> WHAT TO WORK ON: Pull out every line of the records below that contains the string "material", matching case exactly.

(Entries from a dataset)
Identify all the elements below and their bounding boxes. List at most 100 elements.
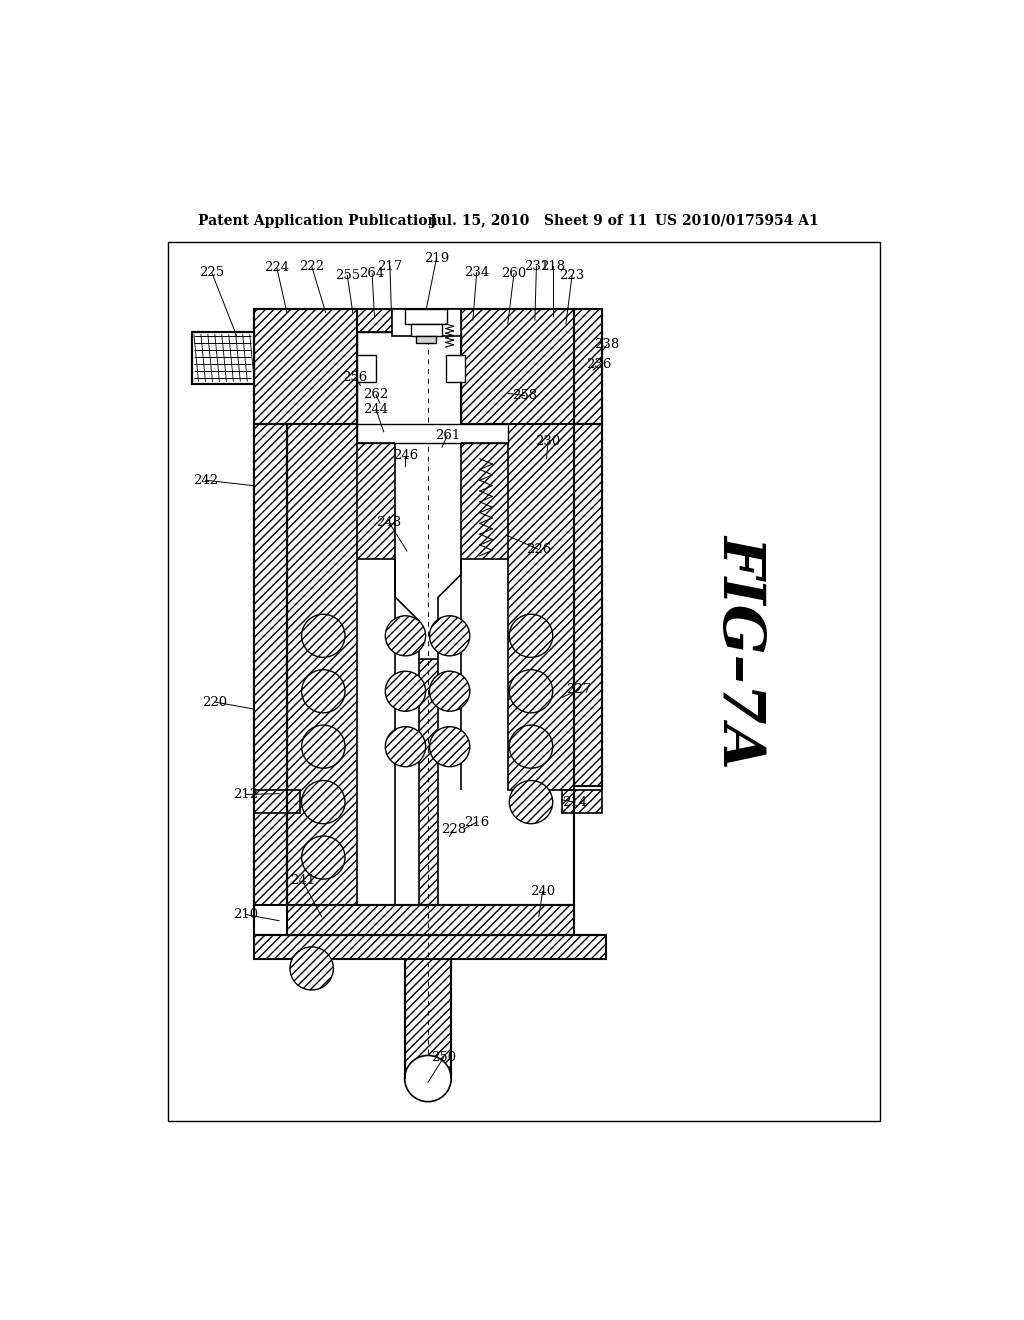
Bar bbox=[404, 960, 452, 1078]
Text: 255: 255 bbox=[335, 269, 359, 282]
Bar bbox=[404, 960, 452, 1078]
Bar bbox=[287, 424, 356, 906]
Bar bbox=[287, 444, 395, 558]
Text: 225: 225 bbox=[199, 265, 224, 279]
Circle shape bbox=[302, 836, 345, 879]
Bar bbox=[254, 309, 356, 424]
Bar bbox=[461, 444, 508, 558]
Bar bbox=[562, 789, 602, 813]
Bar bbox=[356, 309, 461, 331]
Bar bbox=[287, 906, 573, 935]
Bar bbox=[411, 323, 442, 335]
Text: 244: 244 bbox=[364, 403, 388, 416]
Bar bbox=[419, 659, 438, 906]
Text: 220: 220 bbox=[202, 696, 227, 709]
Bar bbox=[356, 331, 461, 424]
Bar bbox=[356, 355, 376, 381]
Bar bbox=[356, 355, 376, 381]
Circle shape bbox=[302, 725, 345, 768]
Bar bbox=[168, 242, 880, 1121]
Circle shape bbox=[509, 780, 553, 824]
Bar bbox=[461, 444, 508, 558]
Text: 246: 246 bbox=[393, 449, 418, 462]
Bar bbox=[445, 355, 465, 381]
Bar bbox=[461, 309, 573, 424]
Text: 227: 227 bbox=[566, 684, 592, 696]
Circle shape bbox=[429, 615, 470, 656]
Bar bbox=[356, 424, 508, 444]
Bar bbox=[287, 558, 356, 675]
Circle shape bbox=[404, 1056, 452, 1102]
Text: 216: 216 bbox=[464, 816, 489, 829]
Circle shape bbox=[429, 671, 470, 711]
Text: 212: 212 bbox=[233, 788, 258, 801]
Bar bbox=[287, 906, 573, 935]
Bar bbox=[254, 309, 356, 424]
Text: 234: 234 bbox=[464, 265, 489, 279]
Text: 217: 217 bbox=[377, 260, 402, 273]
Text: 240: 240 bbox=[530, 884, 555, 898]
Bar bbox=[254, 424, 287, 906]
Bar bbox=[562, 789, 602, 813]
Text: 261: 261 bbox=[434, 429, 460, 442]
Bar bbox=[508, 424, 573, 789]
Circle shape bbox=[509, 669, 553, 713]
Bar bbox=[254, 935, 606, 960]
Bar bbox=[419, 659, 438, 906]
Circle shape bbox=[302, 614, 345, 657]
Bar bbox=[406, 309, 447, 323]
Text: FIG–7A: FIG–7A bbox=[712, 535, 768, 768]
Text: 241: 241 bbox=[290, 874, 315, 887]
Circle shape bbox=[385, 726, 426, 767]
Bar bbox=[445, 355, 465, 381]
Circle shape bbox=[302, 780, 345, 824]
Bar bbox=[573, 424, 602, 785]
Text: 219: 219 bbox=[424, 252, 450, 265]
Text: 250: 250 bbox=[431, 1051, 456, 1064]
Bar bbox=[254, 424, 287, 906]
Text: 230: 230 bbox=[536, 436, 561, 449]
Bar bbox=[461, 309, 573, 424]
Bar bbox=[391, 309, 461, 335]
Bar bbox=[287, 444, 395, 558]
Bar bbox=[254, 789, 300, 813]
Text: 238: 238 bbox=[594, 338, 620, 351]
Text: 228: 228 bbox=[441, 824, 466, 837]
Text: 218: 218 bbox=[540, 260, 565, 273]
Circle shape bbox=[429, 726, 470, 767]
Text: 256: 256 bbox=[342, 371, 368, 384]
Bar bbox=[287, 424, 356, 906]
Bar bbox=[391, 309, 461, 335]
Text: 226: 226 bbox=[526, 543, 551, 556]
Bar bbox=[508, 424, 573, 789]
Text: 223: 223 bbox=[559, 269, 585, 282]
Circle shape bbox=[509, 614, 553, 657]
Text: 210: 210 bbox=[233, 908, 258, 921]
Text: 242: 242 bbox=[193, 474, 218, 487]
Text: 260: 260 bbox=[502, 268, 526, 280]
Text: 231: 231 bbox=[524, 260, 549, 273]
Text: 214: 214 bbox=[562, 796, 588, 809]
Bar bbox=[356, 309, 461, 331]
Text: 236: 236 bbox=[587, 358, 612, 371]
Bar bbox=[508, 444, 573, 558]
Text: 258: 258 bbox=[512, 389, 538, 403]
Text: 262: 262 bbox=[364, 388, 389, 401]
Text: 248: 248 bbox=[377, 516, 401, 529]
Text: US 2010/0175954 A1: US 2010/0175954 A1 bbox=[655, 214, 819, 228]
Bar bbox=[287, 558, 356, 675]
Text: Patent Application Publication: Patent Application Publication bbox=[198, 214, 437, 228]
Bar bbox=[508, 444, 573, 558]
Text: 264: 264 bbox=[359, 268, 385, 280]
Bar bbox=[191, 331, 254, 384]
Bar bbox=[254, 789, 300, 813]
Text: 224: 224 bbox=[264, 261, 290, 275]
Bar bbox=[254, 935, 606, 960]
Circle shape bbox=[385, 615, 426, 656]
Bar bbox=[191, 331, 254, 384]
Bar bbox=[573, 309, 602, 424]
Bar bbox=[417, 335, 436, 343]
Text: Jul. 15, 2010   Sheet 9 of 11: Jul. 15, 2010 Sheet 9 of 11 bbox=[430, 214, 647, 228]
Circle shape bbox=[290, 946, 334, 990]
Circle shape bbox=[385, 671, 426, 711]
...
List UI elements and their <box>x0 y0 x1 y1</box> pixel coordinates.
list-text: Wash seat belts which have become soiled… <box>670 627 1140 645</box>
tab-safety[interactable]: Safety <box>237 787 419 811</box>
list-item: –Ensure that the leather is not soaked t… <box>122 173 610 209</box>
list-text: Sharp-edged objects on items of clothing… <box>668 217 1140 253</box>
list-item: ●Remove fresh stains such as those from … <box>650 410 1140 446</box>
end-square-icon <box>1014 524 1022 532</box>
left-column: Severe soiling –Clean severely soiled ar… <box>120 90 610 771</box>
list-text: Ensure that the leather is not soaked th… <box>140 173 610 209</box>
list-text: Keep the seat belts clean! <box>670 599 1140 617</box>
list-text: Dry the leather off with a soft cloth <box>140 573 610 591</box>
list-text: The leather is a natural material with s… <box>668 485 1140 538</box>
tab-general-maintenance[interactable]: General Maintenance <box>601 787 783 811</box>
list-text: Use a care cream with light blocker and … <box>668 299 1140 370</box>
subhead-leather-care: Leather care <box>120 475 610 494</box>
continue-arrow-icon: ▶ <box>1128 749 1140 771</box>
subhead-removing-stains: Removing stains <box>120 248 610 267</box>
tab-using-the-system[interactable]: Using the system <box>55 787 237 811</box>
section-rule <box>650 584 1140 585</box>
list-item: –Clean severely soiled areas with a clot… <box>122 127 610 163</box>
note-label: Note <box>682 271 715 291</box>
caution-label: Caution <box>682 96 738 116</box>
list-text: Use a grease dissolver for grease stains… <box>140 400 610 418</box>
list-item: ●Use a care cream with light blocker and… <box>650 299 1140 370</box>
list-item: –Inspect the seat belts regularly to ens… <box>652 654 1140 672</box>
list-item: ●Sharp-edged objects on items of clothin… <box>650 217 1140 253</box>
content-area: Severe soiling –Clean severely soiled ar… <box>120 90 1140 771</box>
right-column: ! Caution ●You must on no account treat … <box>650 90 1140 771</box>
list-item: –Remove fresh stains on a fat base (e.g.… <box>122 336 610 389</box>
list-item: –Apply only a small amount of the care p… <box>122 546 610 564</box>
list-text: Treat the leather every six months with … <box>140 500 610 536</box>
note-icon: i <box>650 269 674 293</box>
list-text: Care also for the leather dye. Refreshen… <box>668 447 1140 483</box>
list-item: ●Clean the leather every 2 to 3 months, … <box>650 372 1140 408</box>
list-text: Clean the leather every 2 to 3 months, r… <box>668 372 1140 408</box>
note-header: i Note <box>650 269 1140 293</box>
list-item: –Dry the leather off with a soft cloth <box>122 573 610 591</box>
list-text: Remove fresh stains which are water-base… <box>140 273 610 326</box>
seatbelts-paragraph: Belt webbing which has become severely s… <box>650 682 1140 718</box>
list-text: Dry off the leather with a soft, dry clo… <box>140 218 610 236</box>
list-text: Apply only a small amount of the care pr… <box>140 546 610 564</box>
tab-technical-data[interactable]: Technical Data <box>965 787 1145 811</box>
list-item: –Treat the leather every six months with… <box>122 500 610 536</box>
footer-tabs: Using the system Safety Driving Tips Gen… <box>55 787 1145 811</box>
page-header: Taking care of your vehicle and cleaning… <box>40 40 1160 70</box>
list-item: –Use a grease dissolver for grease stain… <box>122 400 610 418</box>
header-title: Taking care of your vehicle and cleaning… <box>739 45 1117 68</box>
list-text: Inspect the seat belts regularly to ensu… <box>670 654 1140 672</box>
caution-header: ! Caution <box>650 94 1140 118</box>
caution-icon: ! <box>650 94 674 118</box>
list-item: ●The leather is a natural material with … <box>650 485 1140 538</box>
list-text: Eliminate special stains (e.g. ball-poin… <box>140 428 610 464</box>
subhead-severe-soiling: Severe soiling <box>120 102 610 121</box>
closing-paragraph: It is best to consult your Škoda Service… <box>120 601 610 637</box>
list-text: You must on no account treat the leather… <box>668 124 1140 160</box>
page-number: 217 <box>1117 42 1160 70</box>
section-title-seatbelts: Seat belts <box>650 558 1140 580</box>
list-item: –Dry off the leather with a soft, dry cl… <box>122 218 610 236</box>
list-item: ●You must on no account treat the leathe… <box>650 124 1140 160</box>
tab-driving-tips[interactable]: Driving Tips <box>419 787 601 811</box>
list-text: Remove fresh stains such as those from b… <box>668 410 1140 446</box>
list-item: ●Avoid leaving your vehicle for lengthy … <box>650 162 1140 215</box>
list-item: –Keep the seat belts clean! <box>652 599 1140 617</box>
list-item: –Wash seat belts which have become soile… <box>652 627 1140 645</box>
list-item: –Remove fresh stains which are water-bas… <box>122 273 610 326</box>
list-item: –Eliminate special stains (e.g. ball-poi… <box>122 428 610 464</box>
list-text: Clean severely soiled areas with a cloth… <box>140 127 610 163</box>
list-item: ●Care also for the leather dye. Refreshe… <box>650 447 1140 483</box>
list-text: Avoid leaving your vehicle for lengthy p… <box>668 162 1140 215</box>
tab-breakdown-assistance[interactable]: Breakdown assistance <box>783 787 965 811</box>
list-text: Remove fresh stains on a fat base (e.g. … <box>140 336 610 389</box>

> ANSWER FOR THIS EXERCISE:
list-text: The leather is a natural material with s… <box>668 485 1140 538</box>
list-item: ●The leather is a natural material with … <box>650 485 1140 538</box>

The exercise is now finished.